Stored entries:
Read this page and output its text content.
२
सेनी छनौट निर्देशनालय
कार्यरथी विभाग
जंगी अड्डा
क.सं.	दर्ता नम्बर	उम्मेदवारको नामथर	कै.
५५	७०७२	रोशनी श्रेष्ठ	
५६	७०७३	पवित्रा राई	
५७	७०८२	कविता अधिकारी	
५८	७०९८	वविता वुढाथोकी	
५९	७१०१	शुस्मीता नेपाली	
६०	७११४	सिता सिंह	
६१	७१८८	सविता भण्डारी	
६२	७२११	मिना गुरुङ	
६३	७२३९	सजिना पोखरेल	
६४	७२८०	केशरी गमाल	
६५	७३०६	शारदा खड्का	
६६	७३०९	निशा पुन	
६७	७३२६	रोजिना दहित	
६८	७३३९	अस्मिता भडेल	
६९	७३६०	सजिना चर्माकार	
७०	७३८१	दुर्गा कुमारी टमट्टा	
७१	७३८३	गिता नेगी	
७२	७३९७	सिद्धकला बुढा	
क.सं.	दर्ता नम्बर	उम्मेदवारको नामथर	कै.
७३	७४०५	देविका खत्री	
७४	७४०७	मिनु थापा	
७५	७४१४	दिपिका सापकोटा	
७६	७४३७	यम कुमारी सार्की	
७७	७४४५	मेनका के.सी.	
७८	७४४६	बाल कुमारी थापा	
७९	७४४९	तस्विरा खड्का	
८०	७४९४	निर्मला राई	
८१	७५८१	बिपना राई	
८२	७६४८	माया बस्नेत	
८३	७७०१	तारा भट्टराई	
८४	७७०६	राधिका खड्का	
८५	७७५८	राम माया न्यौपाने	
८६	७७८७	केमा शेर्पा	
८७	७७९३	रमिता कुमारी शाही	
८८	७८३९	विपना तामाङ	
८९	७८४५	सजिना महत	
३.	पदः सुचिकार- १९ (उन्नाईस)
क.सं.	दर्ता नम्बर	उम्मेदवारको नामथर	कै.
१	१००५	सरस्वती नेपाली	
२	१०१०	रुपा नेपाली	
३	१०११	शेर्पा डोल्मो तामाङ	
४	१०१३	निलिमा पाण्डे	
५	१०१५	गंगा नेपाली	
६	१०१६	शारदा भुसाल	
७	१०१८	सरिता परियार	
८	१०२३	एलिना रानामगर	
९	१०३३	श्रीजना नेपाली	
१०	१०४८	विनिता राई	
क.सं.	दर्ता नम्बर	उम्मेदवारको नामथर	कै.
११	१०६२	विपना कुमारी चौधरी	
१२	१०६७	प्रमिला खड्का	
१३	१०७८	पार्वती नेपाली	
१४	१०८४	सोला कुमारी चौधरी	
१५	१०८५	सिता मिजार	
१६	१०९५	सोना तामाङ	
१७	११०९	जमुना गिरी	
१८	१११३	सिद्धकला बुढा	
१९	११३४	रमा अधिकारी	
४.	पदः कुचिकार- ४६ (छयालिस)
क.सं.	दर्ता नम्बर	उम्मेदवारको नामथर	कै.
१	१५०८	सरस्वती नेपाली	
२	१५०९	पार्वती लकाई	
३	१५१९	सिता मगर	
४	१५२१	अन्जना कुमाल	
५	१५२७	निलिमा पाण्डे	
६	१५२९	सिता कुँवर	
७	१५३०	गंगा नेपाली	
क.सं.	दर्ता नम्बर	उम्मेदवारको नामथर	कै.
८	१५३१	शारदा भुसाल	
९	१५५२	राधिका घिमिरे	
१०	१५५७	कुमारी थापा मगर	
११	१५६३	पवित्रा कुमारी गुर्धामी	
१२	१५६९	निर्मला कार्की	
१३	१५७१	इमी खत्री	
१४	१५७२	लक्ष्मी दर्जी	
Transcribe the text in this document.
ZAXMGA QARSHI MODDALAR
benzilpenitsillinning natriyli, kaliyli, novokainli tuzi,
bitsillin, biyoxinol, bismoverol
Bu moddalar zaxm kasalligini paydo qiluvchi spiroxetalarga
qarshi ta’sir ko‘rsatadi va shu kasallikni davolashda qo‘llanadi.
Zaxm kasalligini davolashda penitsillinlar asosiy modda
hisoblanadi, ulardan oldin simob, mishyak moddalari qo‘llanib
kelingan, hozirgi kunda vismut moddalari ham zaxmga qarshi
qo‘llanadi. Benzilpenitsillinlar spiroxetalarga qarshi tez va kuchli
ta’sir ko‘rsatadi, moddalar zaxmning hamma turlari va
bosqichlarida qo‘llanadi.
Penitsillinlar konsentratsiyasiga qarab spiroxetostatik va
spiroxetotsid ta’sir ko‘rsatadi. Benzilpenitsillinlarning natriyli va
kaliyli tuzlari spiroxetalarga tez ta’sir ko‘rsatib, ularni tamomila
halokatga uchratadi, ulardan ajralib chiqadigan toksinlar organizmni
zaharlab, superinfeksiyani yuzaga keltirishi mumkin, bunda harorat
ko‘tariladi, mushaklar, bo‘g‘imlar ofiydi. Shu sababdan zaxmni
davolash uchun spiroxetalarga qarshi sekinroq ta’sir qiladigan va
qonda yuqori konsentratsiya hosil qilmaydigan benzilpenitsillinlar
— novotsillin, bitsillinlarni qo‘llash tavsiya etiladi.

TASK REQUIREMENTS
How many lines in the records above contain the word "llanadi"? Give only the number.

ANSWER IN FULL
3